Exercise aim: Select every line containing the word "MPD직캠" from the material, and copy those lines.

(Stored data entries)
.....
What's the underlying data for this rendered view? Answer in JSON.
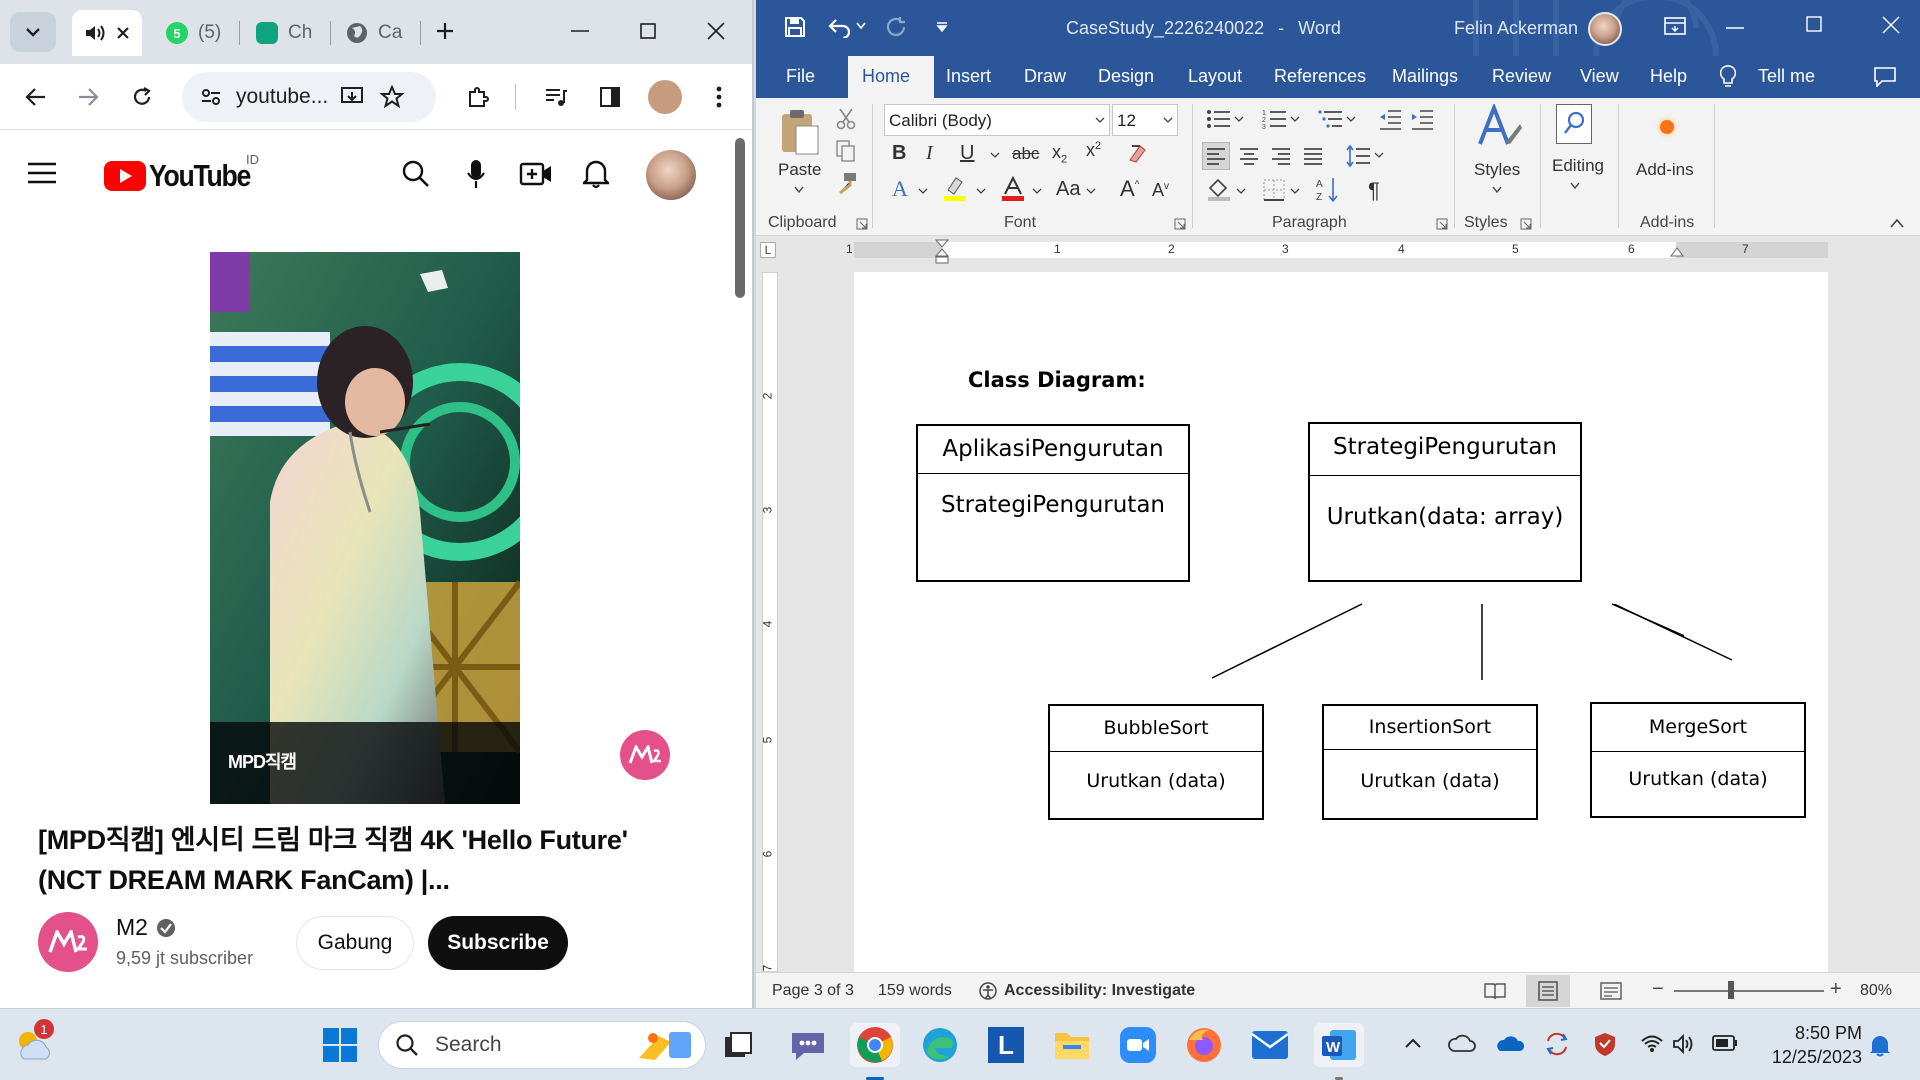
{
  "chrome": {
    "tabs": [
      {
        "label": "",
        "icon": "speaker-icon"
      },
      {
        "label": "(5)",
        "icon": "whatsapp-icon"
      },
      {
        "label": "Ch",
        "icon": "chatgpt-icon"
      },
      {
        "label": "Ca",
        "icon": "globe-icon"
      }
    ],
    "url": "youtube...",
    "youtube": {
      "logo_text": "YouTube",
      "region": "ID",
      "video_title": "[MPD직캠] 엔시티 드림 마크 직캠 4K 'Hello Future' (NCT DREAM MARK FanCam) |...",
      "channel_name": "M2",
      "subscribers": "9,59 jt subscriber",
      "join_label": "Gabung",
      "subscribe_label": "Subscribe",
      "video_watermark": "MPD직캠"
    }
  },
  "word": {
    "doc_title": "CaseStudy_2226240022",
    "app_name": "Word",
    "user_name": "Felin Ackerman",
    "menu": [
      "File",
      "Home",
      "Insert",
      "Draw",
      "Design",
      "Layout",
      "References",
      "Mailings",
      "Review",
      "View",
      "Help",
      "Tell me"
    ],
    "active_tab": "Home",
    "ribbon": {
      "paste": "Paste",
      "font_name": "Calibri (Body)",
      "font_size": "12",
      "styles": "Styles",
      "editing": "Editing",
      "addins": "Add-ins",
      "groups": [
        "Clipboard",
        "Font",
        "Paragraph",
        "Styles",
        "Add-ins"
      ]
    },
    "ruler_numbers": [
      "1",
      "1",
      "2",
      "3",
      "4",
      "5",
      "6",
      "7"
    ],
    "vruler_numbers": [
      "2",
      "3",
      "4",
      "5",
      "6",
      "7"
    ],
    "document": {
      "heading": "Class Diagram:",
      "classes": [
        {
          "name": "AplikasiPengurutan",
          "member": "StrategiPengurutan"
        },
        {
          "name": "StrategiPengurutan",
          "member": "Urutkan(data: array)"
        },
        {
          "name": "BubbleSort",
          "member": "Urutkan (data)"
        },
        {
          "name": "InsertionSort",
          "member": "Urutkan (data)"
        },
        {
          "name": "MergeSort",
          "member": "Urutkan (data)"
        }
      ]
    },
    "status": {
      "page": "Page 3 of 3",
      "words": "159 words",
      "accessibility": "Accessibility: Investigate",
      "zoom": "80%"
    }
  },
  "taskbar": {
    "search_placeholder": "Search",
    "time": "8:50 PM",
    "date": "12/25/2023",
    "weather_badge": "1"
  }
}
.....
Full answer:
      "video_title": "[MPD직캠] 엔시티 드림 마크 직캠 4K 'Hello Future' (NCT DREAM MARK FanCam) |...",
      "video_watermark": "MPD직캠"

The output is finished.